[Rows from a dataset]
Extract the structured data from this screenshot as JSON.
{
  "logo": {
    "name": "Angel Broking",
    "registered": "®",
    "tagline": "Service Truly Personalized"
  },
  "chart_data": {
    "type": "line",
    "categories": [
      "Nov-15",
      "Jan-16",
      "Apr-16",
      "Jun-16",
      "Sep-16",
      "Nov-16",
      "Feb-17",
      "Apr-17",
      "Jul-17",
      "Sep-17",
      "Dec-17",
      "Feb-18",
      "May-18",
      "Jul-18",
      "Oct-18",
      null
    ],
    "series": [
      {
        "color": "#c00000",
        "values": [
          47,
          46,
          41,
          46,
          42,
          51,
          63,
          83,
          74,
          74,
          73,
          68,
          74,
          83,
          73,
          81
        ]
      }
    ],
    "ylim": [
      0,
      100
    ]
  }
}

◆ **Problem description**
Each entry above is to be quoted exactly.

◆ **Result of this exercise**
Extract the structured data from this screenshot as JSON.
{
  "logo": {
    "name": "Angel Broking",
    "registered": "®",
    "tagline": "Service Truly Personalized"
  },
  "chart_data": {
    "type": "line",
    "categories": [
      "Nov-15",
      "Jan-16",
      "Apr-16",
      "Jun-16",
      "Sep-16",
      "Nov-16",
      "Feb-17",
      "Apr-17",
      "Jul-17",
      "Sep-17",
      "Dec-17",
      "Feb-18",
      "May-18",
      "Jul-18",
      "Oct-18",
      null
    ],
    "series": [
      {
        "color": "#c00000",
        "values": [
          47,
          46,
          41,
          46,
          42,
          51,
          63,
          83,
          74,
          74,
          73,
          68,
          74,
          83,
          73,
          81
        ]
      }
    ],
    "ylim": [
      0,
      100
    ]
  }
}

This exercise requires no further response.